CHALLENGE:
Which lines have the string "Make"? Copy all of them from the entries below.

===

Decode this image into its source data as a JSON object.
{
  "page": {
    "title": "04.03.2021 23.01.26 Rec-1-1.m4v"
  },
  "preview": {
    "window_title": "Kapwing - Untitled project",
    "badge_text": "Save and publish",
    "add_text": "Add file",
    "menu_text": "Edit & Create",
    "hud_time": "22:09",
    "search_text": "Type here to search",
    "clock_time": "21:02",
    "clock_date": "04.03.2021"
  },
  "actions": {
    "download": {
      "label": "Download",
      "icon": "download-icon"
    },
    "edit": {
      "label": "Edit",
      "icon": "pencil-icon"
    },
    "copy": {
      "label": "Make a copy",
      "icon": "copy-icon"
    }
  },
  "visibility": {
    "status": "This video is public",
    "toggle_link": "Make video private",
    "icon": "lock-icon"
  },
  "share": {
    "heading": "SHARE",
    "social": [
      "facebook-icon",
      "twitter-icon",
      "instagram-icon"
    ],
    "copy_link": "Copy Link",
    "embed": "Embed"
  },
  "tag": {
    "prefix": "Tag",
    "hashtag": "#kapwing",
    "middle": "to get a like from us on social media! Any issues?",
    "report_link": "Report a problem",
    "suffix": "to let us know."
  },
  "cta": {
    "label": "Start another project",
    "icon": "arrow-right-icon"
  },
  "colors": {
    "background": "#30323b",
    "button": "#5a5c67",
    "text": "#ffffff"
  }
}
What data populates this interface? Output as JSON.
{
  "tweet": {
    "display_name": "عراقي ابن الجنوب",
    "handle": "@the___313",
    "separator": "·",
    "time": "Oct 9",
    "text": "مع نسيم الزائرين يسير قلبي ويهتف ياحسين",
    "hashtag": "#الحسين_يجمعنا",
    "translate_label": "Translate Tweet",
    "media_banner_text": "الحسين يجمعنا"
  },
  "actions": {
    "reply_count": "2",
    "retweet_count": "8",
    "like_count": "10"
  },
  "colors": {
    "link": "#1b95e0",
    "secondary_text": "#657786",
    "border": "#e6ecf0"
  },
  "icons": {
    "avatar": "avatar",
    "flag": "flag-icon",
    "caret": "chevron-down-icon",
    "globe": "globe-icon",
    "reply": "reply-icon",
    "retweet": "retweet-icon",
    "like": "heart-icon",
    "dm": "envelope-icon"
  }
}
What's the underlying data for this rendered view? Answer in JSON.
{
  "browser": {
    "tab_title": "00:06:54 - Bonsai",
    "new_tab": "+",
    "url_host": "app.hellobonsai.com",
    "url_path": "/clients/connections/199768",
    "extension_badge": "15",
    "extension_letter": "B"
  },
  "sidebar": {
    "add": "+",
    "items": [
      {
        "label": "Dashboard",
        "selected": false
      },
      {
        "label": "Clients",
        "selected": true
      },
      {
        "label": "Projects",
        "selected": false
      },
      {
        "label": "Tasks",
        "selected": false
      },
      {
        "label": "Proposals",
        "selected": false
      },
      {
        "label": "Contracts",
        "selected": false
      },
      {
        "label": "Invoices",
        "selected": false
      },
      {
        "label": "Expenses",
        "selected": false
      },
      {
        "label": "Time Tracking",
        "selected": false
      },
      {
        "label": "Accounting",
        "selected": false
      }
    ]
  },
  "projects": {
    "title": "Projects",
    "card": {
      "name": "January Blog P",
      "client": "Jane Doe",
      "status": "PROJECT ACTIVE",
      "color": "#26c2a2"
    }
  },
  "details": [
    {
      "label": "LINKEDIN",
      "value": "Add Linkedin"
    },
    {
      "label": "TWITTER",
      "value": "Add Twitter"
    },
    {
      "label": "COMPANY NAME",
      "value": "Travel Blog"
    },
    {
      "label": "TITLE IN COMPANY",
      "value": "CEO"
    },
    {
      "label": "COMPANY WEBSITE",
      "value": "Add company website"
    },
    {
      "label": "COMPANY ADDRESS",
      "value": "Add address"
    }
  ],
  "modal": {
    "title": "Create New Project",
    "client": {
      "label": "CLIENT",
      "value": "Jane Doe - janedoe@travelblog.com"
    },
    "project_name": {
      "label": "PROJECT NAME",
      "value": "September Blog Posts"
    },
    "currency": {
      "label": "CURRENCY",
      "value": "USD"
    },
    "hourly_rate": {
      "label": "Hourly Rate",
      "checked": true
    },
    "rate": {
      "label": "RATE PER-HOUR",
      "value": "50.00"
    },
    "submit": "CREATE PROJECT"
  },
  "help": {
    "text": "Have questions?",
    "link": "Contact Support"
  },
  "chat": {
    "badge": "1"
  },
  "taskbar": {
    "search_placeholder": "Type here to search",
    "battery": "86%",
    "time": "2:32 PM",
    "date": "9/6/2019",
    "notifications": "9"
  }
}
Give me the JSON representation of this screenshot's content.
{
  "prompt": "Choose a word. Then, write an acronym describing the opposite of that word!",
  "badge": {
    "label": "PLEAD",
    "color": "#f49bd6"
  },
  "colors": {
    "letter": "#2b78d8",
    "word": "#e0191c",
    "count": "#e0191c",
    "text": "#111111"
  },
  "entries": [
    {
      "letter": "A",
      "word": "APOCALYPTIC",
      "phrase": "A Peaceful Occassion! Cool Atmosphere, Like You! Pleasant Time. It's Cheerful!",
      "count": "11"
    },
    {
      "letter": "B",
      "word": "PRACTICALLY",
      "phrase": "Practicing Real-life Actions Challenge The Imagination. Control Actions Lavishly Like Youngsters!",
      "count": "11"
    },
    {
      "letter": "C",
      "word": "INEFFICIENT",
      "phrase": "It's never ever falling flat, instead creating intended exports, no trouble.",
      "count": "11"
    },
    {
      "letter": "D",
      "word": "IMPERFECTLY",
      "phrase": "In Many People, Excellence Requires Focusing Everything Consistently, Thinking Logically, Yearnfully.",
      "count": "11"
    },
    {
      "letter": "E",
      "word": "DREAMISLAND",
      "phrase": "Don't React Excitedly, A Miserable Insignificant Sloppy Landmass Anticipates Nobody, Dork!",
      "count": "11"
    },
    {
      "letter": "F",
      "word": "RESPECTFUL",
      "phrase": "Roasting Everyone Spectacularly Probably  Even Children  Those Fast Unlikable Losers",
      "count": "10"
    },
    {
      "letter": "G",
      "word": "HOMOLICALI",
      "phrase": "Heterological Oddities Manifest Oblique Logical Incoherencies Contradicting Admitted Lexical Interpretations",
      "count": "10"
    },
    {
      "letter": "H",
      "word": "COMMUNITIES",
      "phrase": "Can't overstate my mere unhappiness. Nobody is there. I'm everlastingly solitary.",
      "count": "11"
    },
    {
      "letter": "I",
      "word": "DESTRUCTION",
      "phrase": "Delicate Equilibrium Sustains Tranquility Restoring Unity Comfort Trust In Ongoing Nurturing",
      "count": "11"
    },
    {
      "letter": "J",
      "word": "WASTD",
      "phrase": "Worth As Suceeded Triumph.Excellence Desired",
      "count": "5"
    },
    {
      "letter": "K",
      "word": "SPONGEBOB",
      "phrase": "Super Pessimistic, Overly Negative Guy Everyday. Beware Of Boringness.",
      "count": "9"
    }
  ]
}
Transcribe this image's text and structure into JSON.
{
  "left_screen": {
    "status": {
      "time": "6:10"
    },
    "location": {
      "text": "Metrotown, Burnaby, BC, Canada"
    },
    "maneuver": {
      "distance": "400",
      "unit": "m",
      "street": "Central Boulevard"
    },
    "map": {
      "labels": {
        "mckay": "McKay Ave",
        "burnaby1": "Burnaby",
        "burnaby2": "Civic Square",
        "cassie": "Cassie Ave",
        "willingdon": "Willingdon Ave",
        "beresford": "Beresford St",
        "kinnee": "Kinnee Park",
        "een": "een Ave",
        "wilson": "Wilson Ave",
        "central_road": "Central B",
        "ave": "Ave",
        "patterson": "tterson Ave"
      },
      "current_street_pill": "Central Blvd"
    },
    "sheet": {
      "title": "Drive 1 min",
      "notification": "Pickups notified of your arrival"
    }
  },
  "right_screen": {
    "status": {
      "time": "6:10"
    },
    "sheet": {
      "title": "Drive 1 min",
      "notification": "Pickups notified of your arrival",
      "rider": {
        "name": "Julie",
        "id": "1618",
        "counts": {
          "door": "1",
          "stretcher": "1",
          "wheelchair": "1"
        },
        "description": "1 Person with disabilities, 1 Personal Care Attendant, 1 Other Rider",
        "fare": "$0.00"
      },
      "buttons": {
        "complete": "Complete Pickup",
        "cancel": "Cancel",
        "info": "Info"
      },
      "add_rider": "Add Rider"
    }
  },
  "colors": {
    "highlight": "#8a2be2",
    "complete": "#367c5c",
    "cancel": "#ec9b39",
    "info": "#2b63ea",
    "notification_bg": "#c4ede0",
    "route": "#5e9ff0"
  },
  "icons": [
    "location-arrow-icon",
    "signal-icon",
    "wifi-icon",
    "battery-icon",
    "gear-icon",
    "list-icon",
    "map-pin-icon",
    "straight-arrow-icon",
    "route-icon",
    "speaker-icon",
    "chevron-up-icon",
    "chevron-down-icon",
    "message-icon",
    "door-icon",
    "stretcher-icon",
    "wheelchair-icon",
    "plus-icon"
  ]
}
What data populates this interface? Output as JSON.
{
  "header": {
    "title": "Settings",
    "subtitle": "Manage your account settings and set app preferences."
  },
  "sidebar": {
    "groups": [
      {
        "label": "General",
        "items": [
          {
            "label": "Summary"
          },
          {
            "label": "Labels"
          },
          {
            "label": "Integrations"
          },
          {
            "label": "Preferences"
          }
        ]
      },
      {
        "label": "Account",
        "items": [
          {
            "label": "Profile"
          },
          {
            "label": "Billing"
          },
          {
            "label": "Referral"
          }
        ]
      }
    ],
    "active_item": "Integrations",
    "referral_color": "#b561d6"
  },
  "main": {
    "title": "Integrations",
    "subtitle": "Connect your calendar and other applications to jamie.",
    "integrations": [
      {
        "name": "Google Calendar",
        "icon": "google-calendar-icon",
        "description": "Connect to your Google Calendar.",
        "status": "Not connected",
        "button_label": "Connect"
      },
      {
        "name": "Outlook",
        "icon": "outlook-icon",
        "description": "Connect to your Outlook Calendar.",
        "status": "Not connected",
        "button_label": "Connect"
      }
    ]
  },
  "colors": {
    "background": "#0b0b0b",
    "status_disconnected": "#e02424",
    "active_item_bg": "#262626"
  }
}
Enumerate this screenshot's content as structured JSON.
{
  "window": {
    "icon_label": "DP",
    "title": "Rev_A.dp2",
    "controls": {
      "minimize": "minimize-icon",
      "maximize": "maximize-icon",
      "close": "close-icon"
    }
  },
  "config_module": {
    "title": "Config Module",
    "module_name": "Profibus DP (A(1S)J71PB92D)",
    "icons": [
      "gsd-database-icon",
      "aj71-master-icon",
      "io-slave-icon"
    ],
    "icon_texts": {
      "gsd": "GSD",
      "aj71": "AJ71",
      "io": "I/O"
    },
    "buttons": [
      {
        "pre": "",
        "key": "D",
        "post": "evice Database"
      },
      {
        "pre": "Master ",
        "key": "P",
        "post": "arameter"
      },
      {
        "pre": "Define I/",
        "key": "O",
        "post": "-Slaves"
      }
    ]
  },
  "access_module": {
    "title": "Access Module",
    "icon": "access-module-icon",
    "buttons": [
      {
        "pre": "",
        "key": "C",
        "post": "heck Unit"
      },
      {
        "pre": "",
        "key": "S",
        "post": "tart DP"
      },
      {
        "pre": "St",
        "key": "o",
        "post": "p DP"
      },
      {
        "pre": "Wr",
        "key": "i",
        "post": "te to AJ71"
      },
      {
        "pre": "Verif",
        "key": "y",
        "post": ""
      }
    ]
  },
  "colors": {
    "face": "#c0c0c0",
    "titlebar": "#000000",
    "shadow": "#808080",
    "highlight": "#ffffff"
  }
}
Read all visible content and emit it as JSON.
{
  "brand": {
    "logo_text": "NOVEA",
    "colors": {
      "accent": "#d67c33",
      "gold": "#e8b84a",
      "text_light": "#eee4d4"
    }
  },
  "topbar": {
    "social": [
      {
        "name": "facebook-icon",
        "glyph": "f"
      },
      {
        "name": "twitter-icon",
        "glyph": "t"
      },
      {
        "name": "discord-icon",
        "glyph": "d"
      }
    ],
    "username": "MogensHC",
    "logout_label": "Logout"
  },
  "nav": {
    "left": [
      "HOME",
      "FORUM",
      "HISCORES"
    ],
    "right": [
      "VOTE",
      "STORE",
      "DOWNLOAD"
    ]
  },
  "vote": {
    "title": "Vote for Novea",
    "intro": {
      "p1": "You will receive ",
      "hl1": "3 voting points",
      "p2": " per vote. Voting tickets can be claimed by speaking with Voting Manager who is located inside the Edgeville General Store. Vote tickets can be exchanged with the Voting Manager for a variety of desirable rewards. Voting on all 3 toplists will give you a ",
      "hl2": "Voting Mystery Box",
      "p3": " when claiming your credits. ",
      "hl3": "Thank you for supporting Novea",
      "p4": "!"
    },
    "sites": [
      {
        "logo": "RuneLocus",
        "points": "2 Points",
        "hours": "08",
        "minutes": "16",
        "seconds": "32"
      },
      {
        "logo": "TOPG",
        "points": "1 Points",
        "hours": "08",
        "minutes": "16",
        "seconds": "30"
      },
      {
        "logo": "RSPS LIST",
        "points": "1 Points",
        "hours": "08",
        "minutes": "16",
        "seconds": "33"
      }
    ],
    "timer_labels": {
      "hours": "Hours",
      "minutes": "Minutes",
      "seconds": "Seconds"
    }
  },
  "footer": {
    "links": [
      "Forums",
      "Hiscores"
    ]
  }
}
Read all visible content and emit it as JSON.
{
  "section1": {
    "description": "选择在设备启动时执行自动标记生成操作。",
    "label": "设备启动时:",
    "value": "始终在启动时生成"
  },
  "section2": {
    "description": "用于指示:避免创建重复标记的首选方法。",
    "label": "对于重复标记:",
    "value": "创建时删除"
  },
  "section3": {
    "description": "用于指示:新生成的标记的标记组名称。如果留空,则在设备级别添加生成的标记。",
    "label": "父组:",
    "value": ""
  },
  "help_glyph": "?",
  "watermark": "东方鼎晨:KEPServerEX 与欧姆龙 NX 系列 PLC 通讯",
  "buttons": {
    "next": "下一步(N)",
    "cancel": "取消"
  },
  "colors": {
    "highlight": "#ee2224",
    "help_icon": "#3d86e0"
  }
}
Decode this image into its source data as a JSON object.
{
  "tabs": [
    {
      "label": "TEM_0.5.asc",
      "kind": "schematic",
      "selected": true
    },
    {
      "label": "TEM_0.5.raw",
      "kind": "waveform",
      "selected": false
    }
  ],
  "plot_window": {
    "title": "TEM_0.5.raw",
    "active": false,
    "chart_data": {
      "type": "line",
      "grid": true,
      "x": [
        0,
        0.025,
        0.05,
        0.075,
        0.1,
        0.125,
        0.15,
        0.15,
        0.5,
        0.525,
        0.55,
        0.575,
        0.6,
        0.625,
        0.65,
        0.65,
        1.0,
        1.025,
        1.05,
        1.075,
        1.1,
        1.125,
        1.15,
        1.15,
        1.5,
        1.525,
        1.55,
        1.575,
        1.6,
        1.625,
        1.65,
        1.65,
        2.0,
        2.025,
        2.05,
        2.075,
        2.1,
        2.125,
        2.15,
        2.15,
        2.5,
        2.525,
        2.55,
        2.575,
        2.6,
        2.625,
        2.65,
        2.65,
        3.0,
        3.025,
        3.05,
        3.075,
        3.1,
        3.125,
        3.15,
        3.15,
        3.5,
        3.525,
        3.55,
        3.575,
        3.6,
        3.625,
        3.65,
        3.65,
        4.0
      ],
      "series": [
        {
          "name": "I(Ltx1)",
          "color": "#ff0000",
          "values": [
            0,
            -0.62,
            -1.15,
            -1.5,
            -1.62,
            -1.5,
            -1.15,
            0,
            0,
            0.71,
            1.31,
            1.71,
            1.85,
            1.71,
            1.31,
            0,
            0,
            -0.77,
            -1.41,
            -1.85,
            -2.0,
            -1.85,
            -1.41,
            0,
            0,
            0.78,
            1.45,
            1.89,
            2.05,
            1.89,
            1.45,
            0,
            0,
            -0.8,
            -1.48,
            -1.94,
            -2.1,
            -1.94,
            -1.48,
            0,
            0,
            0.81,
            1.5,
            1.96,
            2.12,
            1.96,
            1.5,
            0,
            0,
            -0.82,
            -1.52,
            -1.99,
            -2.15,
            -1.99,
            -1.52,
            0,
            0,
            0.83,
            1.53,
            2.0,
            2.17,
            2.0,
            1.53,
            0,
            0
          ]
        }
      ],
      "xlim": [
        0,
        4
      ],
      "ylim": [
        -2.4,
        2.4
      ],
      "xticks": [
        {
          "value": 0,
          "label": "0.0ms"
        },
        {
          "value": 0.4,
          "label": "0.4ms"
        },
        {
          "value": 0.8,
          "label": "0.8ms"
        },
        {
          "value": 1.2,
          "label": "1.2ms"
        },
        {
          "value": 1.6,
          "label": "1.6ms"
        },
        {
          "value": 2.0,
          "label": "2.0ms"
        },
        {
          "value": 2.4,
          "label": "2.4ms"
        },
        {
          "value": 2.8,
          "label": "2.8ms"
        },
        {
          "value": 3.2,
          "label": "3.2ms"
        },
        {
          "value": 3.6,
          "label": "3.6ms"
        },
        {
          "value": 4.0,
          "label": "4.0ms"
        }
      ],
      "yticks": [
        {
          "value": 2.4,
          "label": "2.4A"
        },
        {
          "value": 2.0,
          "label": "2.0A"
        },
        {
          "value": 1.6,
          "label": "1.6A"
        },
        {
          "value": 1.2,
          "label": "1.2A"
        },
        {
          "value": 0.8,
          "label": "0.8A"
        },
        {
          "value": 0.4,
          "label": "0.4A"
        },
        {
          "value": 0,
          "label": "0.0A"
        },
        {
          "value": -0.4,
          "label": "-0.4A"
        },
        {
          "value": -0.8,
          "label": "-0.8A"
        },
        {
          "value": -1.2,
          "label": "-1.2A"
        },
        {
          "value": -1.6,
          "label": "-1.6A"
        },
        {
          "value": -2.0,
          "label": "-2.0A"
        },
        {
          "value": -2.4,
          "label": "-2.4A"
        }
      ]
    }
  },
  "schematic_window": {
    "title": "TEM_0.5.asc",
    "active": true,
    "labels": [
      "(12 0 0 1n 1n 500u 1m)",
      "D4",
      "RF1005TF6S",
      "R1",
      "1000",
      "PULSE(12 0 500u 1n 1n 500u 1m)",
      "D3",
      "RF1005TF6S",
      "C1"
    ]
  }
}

===

ANSWER TO THIS PROBLEM:
      "label": "Make a copy",
    "toggle_link": "Make video private",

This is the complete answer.